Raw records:
□ □ □ □

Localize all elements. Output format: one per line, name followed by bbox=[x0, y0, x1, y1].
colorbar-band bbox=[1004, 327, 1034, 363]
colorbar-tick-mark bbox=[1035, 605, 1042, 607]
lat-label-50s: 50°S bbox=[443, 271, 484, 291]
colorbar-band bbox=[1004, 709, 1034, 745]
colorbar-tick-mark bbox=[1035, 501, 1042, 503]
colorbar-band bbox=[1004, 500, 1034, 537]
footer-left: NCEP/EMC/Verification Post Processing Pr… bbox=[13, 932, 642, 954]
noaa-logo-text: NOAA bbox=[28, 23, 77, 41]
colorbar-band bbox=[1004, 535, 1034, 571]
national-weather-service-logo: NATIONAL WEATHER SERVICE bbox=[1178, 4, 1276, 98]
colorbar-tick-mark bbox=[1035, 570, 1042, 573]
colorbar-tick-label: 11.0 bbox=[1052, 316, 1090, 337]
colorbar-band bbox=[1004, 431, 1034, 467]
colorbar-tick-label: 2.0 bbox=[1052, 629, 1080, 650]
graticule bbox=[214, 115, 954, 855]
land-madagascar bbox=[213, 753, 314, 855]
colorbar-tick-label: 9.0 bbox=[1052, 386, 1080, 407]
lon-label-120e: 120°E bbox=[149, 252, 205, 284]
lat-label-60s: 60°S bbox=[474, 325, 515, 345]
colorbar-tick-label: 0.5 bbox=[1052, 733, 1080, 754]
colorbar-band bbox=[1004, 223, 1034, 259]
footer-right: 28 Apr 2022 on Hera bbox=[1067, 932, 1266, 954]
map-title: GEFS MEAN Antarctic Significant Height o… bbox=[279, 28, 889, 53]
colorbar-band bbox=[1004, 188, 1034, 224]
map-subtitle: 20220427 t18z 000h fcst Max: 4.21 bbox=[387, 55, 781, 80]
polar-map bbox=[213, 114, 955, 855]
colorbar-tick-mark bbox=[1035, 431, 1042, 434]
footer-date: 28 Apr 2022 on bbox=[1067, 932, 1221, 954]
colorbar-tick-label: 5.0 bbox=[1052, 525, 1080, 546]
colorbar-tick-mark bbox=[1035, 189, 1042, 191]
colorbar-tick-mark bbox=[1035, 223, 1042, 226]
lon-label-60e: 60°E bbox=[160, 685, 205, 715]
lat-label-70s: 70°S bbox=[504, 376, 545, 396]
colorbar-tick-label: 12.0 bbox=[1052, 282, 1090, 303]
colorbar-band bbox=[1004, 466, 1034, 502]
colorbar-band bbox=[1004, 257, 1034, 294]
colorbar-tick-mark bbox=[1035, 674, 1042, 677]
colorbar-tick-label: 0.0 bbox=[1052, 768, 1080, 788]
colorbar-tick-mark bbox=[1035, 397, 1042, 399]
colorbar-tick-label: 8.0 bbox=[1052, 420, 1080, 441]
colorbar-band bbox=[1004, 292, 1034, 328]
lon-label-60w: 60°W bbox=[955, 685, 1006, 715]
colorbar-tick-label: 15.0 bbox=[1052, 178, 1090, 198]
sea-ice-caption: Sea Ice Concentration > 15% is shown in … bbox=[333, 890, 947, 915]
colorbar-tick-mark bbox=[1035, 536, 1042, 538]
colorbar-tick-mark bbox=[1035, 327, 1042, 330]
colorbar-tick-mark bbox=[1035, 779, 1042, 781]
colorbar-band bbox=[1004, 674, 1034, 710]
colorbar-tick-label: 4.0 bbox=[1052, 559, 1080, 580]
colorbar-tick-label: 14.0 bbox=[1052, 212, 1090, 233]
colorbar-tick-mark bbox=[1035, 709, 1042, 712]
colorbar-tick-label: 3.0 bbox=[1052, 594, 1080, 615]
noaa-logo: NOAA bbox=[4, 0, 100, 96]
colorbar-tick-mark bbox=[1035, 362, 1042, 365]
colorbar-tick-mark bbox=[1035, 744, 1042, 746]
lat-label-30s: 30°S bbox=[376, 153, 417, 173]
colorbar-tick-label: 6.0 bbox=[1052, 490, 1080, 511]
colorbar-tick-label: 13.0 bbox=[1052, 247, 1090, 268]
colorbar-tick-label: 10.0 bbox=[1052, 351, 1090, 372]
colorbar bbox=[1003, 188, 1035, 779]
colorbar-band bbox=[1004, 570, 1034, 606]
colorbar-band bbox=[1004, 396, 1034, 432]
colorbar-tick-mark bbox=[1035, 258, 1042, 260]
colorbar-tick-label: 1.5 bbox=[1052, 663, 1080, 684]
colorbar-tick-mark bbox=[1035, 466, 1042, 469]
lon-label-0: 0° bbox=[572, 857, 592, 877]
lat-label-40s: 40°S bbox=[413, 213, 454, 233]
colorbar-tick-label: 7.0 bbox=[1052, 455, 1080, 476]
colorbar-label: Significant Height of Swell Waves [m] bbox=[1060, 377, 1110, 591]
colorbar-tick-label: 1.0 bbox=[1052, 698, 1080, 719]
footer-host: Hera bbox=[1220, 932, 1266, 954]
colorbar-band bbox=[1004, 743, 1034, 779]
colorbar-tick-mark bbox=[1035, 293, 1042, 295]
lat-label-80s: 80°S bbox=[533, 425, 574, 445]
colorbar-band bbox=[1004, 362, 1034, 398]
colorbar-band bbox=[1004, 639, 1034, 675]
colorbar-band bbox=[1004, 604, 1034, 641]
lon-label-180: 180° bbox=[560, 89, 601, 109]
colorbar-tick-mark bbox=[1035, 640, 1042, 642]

□ □ □ □

■ **WHAT YOU NEED TO DO**
Write out the stretch of lines from the start of the raw records through the line containing "footer-right: 28 Apr", including both ends, without changing anything.

■ **FULL ANSWER**
Localize all elements. Output format: one per line, name followed by bbox=[x0, y0, x1, y1].
colorbar-band bbox=[1004, 327, 1034, 363]
colorbar-tick-mark bbox=[1035, 605, 1042, 607]
lat-label-50s: 50°S bbox=[443, 271, 484, 291]
colorbar-band bbox=[1004, 709, 1034, 745]
colorbar-tick-mark bbox=[1035, 501, 1042, 503]
colorbar-band bbox=[1004, 500, 1034, 537]
footer-left: NCEP/EMC/Verification Post Processing Pr… bbox=[13, 932, 642, 954]
noaa-logo-text: NOAA bbox=[28, 23, 77, 41]
colorbar-band bbox=[1004, 535, 1034, 571]
national-weather-service-logo: NATIONAL WEATHER SERVICE bbox=[1178, 4, 1276, 98]
colorbar-tick-mark bbox=[1035, 570, 1042, 573]
colorbar-tick-label: 11.0 bbox=[1052, 316, 1090, 337]
colorbar-band bbox=[1004, 431, 1034, 467]
colorbar-tick-label: 2.0 bbox=[1052, 629, 1080, 650]
graticule bbox=[214, 115, 954, 855]
land-madagascar bbox=[213, 753, 314, 855]
colorbar-tick-label: 9.0 bbox=[1052, 386, 1080, 407]
lon-label-120e: 120°E bbox=[149, 252, 205, 284]
lat-label-60s: 60°S bbox=[474, 325, 515, 345]
colorbar-tick-label: 0.5 bbox=[1052, 733, 1080, 754]
colorbar-band bbox=[1004, 223, 1034, 259]
footer-right: 28 Apr 2022 on Hera bbox=[1067, 932, 1266, 954]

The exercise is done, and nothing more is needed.